YOUR GOAL:
Go through the records and restate them word for word, omitting images.

EXCERPTED DATA:
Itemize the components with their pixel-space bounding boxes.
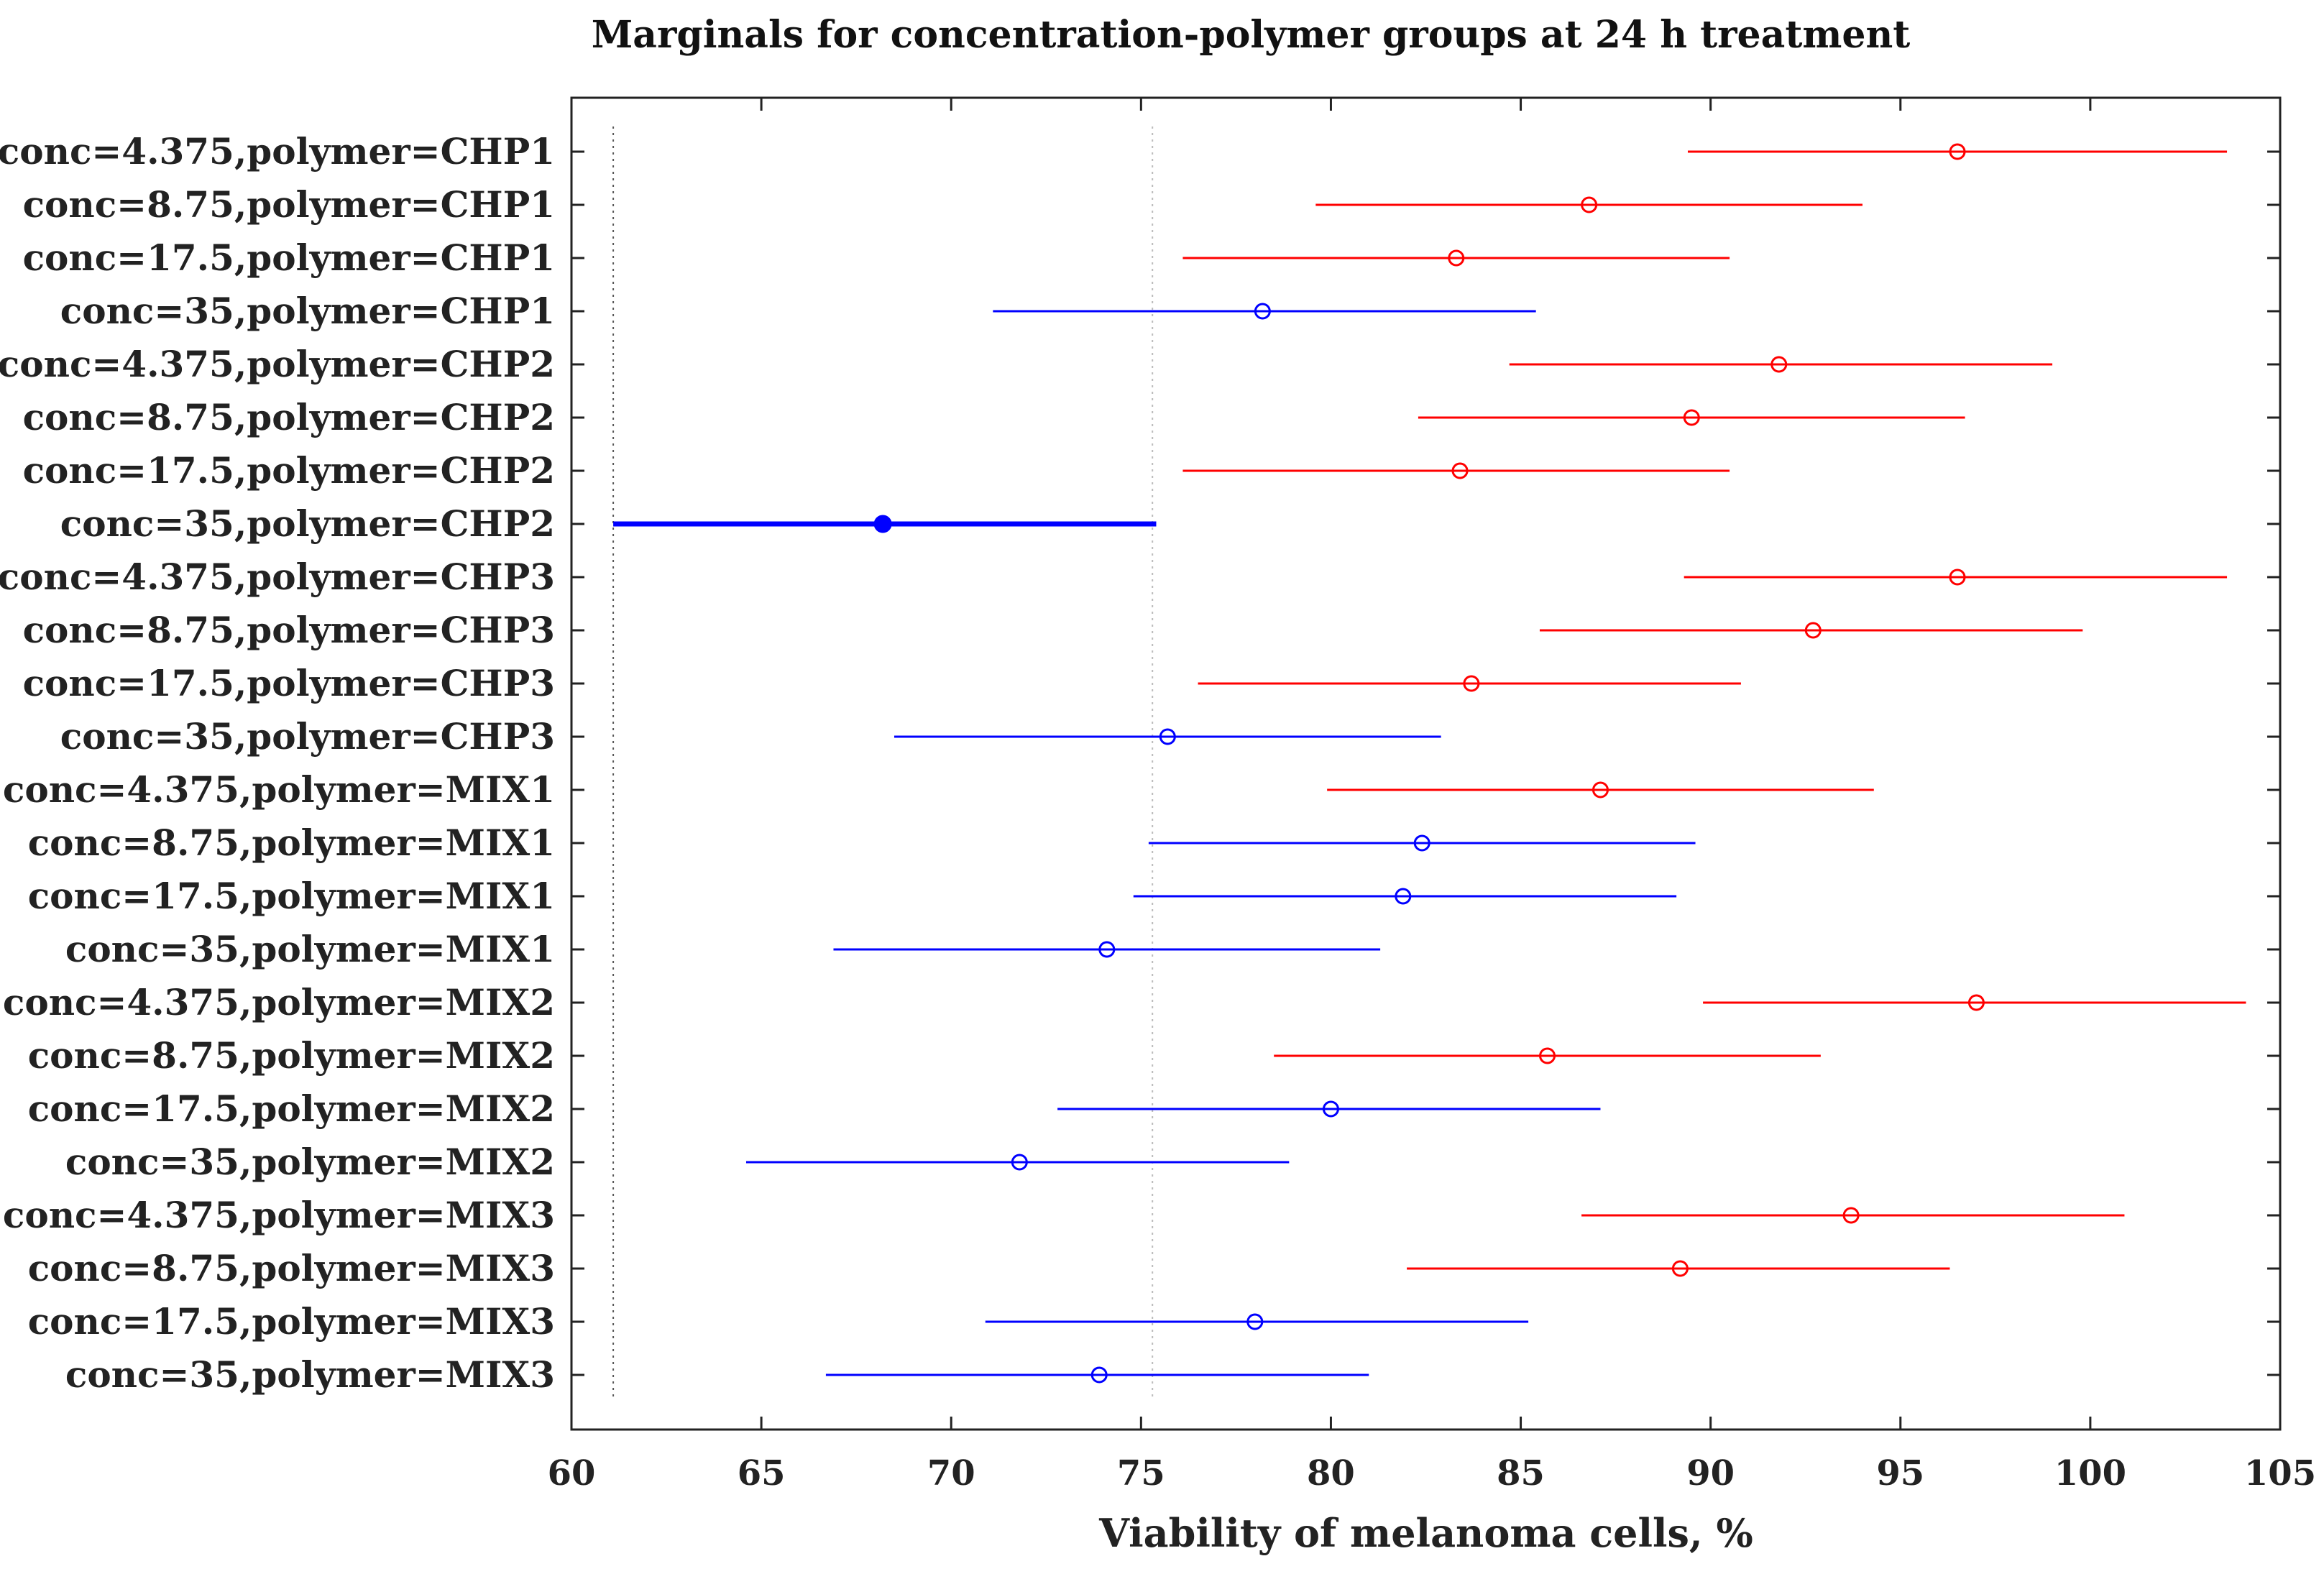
x-tick-label: 105 <box>2244 1453 2316 1494</box>
mean-marker <box>1254 303 1271 320</box>
mean-marker <box>1770 356 1788 373</box>
mean-marker <box>1090 1366 1108 1384</box>
category-label: conc=4.375,polymer=CHP1 <box>0 130 555 172</box>
mean-marker <box>1592 781 1609 798</box>
category-label: conc=8.75,polymer=MIX3 <box>28 1247 555 1289</box>
category-label: conc=17.5,polymer=MIX3 <box>28 1300 555 1343</box>
category-label: conc=4.375,polymer=MIX3 <box>3 1194 555 1236</box>
reference-lines <box>612 126 1154 1401</box>
x-tick-label: 100 <box>2054 1453 2126 1494</box>
category-label: conc=4.375,polymer=CHP3 <box>0 556 555 598</box>
x-axis-label: Viability of melanoma cells, % <box>1098 1510 1753 1556</box>
axes-frame <box>570 96 2282 1431</box>
mean-marker <box>1804 622 1822 639</box>
category-label: conc=35,polymer=CHP1 <box>60 290 555 332</box>
category-label: conc=8.75,polymer=MIX1 <box>28 821 555 864</box>
category-label: conc=8.75,polymer=CHP2 <box>23 396 555 438</box>
mean-marker <box>1581 196 1598 213</box>
category-label: conc=17.5,polymer=MIX1 <box>28 875 555 917</box>
category-label: conc=35,polymer=CHP3 <box>60 715 555 758</box>
category-label: conc=35,polymer=MIX1 <box>65 928 555 970</box>
mean-marker <box>1683 409 1700 426</box>
category-label: conc=4.375,polymer=MIX2 <box>3 981 555 1023</box>
x-tick-label: 60 <box>548 1453 596 1494</box>
category-labels: conc=4.375,polymer=CHP1 conc=8.75,polymer… <box>0 130 555 1396</box>
category-label: conc=35,polymer=CHP2 <box>60 502 555 545</box>
x-tick-label: 80 <box>1307 1453 1355 1494</box>
mean-marker <box>873 515 892 533</box>
chart-title: Marginals for concentration-polymer grou… <box>592 13 1911 57</box>
x-axis-ticks: 60 65 70 75 80 85 90 95 100 105 <box>548 98 2316 1494</box>
category-label: conc=4.375,polymer=MIX1 <box>3 768 555 811</box>
x-tick-label: 90 <box>1686 1453 1735 1494</box>
category-label: conc=17.5,polymer=MIX2 <box>28 1087 555 1130</box>
mean-marker <box>1949 569 1966 586</box>
plot-rows <box>571 143 2280 1384</box>
mean-marker <box>1463 675 1480 692</box>
x-tick-label: 65 <box>738 1453 786 1494</box>
category-label: conc=35,polymer=MIX3 <box>65 1353 555 1396</box>
category-label: conc=8.75,polymer=MIX2 <box>28 1034 555 1077</box>
mean-marker <box>1246 1313 1264 1330</box>
x-tick-label: 70 <box>927 1453 975 1494</box>
x-tick-label: 95 <box>1876 1453 1924 1494</box>
mean-marker <box>1539 1047 1556 1064</box>
mean-marker <box>1967 994 1985 1011</box>
x-tick-label: 85 <box>1497 1453 1545 1494</box>
mean-marker <box>1159 728 1176 745</box>
mean-marker <box>1949 143 1966 160</box>
category-label: conc=8.75,polymer=CHP1 <box>23 183 555 226</box>
mean-marker <box>1395 888 1412 905</box>
category-label: conc=17.5,polymer=CHP2 <box>23 449 555 492</box>
category-label: conc=35,polymer=MIX2 <box>65 1141 555 1183</box>
mean-marker <box>1011 1154 1028 1171</box>
mean-marker <box>1448 249 1465 267</box>
x-tick-label: 75 <box>1117 1453 1165 1494</box>
mean-marker <box>1671 1260 1689 1277</box>
mean-marker <box>1413 834 1430 852</box>
mean-marker <box>1451 462 1469 479</box>
category-label: conc=8.75,polymer=CHP3 <box>23 609 555 651</box>
mean-marker <box>1098 941 1116 958</box>
mean-marker <box>1322 1100 1339 1118</box>
mean-marker <box>1842 1207 1860 1224</box>
category-label: conc=17.5,polymer=CHP3 <box>23 662 555 704</box>
category-label: conc=4.375,polymer=CHP2 <box>0 343 555 385</box>
category-label: conc=17.5,polymer=CHP1 <box>23 236 555 279</box>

SOLVED EXERCISE:
Itemize the components with their pixel-space bounding boxes.
x-tick-label: 105 <box>2244 1453 2316 1494</box>
mean-marker <box>1254 303 1271 320</box>
mean-marker <box>1770 356 1788 373</box>
mean-marker <box>1090 1366 1108 1384</box>
category-label: conc=4.375,polymer=CHP1 <box>0 130 555 172</box>
mean-marker <box>1592 781 1609 798</box>
category-label: conc=8.75,polymer=MIX3 <box>28 1247 555 1289</box>
category-label: conc=17.5,polymer=MIX3 <box>28 1300 555 1343</box>
category-label: conc=4.375,polymer=MIX3 <box>3 1194 555 1236</box>
reference-lines <box>612 126 1154 1401</box>
x-tick-label: 100 <box>2054 1453 2126 1494</box>
category-label: conc=4.375,polymer=CHP3 <box>0 556 555 598</box>
x-axis-label: Viability of melanoma cells, % <box>1098 1510 1753 1556</box>
axes-frame <box>570 96 2282 1431</box>
mean-marker <box>1804 622 1822 639</box>
category-label: conc=35,polymer=CHP1 <box>60 290 555 332</box>
category-label: conc=8.75,polymer=MIX1 <box>28 821 555 864</box>
category-label: conc=8.75,polymer=CHP2 <box>23 396 555 438</box>
mean-marker <box>1581 196 1598 213</box>
category-label: conc=17.5,polymer=MIX1 <box>28 875 555 917</box>
category-label: conc=35,polymer=CHP3 <box>60 715 555 758</box>
category-label: conc=35,polymer=MIX1 <box>65 928 555 970</box>
mean-marker <box>1683 409 1700 426</box>
category-label: conc=4.375,polymer=MIX2 <box>3 981 555 1023</box>
x-tick-label: 60 <box>548 1453 596 1494</box>
category-labels: conc=4.375,polymer=CHP1 conc=8.75,polymer… <box>0 130 555 1396</box>
category-label: conc=35,polymer=CHP2 <box>60 502 555 545</box>
x-tick-label: 80 <box>1307 1453 1355 1494</box>
mean-marker <box>873 515 892 533</box>
chart-title: Marginals for concentration-polymer grou… <box>592 13 1911 57</box>
x-axis-ticks: 60 65 70 75 80 85 90 95 100 105 <box>548 98 2316 1494</box>
category-label: conc=4.375,polymer=MIX1 <box>3 768 555 811</box>
x-tick-label: 90 <box>1686 1453 1735 1494</box>
category-label: conc=17.5,polymer=MIX2 <box>28 1087 555 1130</box>
mean-marker <box>1949 569 1966 586</box>
plot-rows <box>571 143 2280 1384</box>
mean-marker <box>1463 675 1480 692</box>
x-tick-label: 65 <box>738 1453 786 1494</box>
category-label: conc=35,polymer=MIX3 <box>65 1353 555 1396</box>
category-label: conc=8.75,polymer=MIX2 <box>28 1034 555 1077</box>
mean-marker <box>1246 1313 1264 1330</box>
x-tick-label: 70 <box>927 1453 975 1494</box>
x-tick-label: 95 <box>1876 1453 1924 1494</box>
mean-marker <box>1539 1047 1556 1064</box>
mean-marker <box>1967 994 1985 1011</box>
x-tick-label: 85 <box>1497 1453 1545 1494</box>
mean-marker <box>1159 728 1176 745</box>
mean-marker <box>1949 143 1966 160</box>
category-label: conc=8.75,polymer=CHP1 <box>23 183 555 226</box>
mean-marker <box>1395 888 1412 905</box>
category-label: conc=17.5,polymer=CHP2 <box>23 449 555 492</box>
category-label: conc=35,polymer=MIX2 <box>65 1141 555 1183</box>
mean-marker <box>1011 1154 1028 1171</box>
mean-marker <box>1448 249 1465 267</box>
x-tick-label: 75 <box>1117 1453 1165 1494</box>
mean-marker <box>1671 1260 1689 1277</box>
mean-marker <box>1413 834 1430 852</box>
mean-marker <box>1451 462 1469 479</box>
category-label: conc=8.75,polymer=CHP3 <box>23 609 555 651</box>
mean-marker <box>1098 941 1116 958</box>
mean-marker <box>1322 1100 1339 1118</box>
mean-marker <box>1842 1207 1860 1224</box>
category-label: conc=17.5,polymer=CHP3 <box>23 662 555 704</box>
category-label: conc=4.375,polymer=CHP2 <box>0 343 555 385</box>
category-label: conc=17.5,polymer=CHP1 <box>23 236 555 279</box>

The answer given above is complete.